### Task brief
Restate every line of the material, word for word.

### Excerpted data

* * * *

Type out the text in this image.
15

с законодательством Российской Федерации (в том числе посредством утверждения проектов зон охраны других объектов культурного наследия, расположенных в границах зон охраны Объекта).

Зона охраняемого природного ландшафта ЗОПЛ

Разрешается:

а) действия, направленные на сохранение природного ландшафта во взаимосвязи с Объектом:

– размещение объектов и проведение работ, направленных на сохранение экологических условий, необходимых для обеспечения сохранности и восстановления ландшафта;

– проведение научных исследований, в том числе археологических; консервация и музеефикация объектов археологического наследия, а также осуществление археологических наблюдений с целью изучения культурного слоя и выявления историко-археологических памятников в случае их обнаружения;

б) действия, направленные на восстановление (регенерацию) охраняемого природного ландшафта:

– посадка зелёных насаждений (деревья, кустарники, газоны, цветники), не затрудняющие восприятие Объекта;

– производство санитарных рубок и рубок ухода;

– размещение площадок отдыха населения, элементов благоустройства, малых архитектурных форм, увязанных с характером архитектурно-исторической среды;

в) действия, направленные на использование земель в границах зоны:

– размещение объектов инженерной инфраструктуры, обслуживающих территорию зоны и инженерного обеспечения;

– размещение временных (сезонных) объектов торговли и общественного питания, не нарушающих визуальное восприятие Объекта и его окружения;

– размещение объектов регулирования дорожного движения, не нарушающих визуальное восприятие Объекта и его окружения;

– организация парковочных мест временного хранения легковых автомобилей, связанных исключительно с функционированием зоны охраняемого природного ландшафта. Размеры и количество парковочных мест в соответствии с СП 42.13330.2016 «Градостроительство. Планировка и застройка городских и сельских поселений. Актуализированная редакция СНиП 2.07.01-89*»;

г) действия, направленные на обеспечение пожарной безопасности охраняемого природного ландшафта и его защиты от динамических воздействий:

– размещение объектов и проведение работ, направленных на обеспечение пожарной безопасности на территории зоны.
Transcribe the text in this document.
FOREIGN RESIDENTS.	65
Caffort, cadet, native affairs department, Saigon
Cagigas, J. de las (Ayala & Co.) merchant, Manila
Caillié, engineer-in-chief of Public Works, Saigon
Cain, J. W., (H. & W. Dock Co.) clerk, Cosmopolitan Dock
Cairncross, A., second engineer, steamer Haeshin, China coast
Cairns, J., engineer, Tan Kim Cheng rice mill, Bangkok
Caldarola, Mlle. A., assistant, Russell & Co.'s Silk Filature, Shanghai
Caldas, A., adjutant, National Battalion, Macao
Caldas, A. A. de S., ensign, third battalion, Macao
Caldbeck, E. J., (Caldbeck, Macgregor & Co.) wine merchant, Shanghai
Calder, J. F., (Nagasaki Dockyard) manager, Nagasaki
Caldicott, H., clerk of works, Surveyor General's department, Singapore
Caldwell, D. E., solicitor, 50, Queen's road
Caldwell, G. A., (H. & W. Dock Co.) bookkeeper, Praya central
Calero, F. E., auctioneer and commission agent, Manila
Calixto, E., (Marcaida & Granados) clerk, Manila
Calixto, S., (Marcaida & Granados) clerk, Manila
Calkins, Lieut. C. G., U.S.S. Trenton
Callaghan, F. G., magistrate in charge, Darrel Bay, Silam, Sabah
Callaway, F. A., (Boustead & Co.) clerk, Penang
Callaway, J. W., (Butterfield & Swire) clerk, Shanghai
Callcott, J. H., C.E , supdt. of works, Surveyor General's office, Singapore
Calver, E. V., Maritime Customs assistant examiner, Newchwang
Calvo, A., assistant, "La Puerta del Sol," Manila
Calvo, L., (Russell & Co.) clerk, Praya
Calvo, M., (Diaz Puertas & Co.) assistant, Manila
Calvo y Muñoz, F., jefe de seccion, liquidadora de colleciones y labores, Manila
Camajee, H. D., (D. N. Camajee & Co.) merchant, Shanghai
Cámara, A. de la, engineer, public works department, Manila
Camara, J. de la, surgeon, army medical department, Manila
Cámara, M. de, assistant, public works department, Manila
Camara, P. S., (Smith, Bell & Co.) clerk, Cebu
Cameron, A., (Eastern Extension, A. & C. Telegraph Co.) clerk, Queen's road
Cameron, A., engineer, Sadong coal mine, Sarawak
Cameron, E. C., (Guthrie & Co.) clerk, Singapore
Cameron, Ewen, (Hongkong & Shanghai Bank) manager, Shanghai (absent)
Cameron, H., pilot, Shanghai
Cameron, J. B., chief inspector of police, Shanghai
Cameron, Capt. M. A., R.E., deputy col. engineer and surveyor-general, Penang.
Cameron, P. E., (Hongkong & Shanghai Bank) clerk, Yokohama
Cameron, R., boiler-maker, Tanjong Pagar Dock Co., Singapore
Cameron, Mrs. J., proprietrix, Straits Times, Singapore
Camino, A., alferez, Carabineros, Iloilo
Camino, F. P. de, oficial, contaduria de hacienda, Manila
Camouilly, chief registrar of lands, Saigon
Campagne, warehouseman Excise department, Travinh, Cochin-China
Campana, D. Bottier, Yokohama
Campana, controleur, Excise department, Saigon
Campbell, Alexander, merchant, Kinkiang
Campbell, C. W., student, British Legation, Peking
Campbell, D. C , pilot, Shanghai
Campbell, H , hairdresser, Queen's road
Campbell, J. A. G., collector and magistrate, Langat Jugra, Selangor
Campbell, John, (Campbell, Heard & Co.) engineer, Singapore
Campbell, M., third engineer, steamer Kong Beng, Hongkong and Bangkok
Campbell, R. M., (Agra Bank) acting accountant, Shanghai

* * * *

### Exercise result
Type out the text in this image.
15

с законодательством Российской Федерации (в том числе посредством утверждения проектов зон охраны других объектов культурного наследия, расположенных в границах зон охраны Объекта).

Зона охраняемого природного ландшафта ЗОПЛ

Разрешается:

а) действия, направленные на сохранение природного ландшафта во взаимосвязи с Объектом:

– размещение объектов и проведение работ, направленных на сохранение экологических условий, необходимых для обеспечения сохранности и восстановления ландшафта;

– проведение научных исследований, в том числе археологических; консервация и музеефикация объектов археологического наследия, а также осуществление археологических наблюдений с целью изучения культурного слоя и выявления историко-археологических памятников в случае их обнаружения;

б) действия, направленные на восстановление (регенерацию) охраняемого природного ландшафта:

– посадка зелёных насаждений (деревья, кустарники, газоны, цветники), не затрудняющие восприятие Объекта;

– производство санитарных рубок и рубок ухода;

– размещение площадок отдыха населения, элементов благоустройства, малых архитектурных форм, увязанных с характером архитектурно-исторической среды;

в) действия, направленные на использование земель в границах зоны:

– размещение объектов инженерной инфраструктуры, обслуживающих территорию зоны и инженерного обеспечения;

– размещение временных (сезонных) объектов торговли и общественного питания, не нарушающих визуальное восприятие Объекта и его окружения;

– размещение объектов регулирования дорожного движения, не нарушающих визуальное восприятие Объекта и его окружения;

– организация парковочных мест временного хранения легковых автомобилей, связанных исключительно с функционированием зоны охраняемого природного ландшафта. Размеры и количество парковочных мест в соответствии с СП 42.13330.2016 «Градостроительство. Планировка и застройка городских и сельских поселений. Актуализированная редакция СНиП 2.07.01-89*»;

г) действия, направленные на обеспечение пожарной безопасности охраняемого природного ландшафта и его защиты от динамических воздействий:

– размещение объектов и проведение работ, направленных на обеспечение пожарной безопасности на территории зоны.
Transcribe the text in this document.
FOREIGN RESIDENTS.	65
Caffort, cadet, native affairs department, Saigon
Cagigas, J. de las (Ayala & Co.) merchant, Manila
Caillié, engineer-in-chief of Public Works, Saigon
Cain, J. W., (H. & W. Dock Co.) clerk, Cosmopolitan Dock
Cairncross, A., second engineer, steamer Haeshin, China coast
Cairns, J., engineer, Tan Kim Cheng rice mill, Bangkok
Caldarola, Mlle. A., assistant, Russell & Co.'s Silk Filature, Shanghai
Caldas, A., adjutant, National Battalion, Macao
Caldas, A. A. de S., ensign, third battalion, Macao
Caldbeck, E. J., (Caldbeck, Macgregor & Co.) wine merchant, Shanghai
Calder, J. F., (Nagasaki Dockyard) manager, Nagasaki
Caldicott, H., clerk of works, Surveyor General's department, Singapore
Caldwell, D. E., solicitor, 50, Queen's road
Caldwell, G. A., (H. & W. Dock Co.) bookkeeper, Praya central
Calero, F. E., auctioneer and commission agent, Manila
Calixto, E., (Marcaida & Granados) clerk, Manila
Calixto, S., (Marcaida & Granados) clerk, Manila
Calkins, Lieut. C. G., U.S.S. Trenton
Callaghan, F. G., magistrate in charge, Darrel Bay, Silam, Sabah
Callaway, F. A., (Boustead & Co.) clerk, Penang
Callaway, J. W., (Butterfield & Swire) clerk, Shanghai
Callcott, J. H., C.E , supdt. of works, Surveyor General's office, Singapore
Calver, E. V., Maritime Customs assistant examiner, Newchwang
Calvo, A., assistant, "La Puerta del Sol," Manila
Calvo, L., (Russell & Co.) clerk, Praya
Calvo, M., (Diaz Puertas & Co.) assistant, Manila
Calvo y Muñoz, F., jefe de seccion, liquidadora de colleciones y labores, Manila
Camajee, H. D., (D. N. Camajee & Co.) merchant, Shanghai
Cámara, A. de la, engineer, public works department, Manila
Camara, J. de la, surgeon, army medical department, Manila
Cámara, M. de, assistant, public works department, Manila
Camara, P. S., (Smith, Bell & Co.) clerk, Cebu
Cameron, A., (Eastern Extension, A. & C. Telegraph Co.) clerk, Queen's road
Cameron, A., engineer, Sadong coal mine, Sarawak
Cameron, E. C., (Guthrie & Co.) clerk, Singapore
Cameron, Ewen, (Hongkong & Shanghai Bank) manager, Shanghai (absent)
Cameron, H., pilot, Shanghai
Cameron, J. B., chief inspector of police, Shanghai
Cameron, Capt. M. A., R.E., deputy col. engineer and surveyor-general, Penang.
Cameron, P. E., (Hongkong & Shanghai Bank) clerk, Yokohama
Cameron, R., boiler-maker, Tanjong Pagar Dock Co., Singapore
Cameron, Mrs. J., proprietrix, Straits Times, Singapore
Camino, A., alferez, Carabineros, Iloilo
Camino, F. P. de, oficial, contaduria de hacienda, Manila
Camouilly, chief registrar of lands, Saigon
Campagne, warehouseman Excise department, Travinh, Cochin-China
Campana, D. Bottier, Yokohama
Campana, controleur, Excise department, Saigon
Campbell, Alexander, merchant, Kinkiang
Campbell, C. W., student, British Legation, Peking
Campbell, D. C , pilot, Shanghai
Campbell, H , hairdresser, Queen's road
Campbell, J. A. G., collector and magistrate, Langat Jugra, Selangor
Campbell, John, (Campbell, Heard & Co.) engineer, Singapore
Campbell, M., third engineer, steamer Kong Beng, Hongkong and Bangkok
Campbell, R. M., (Agra Bank) acting accountant, Shanghai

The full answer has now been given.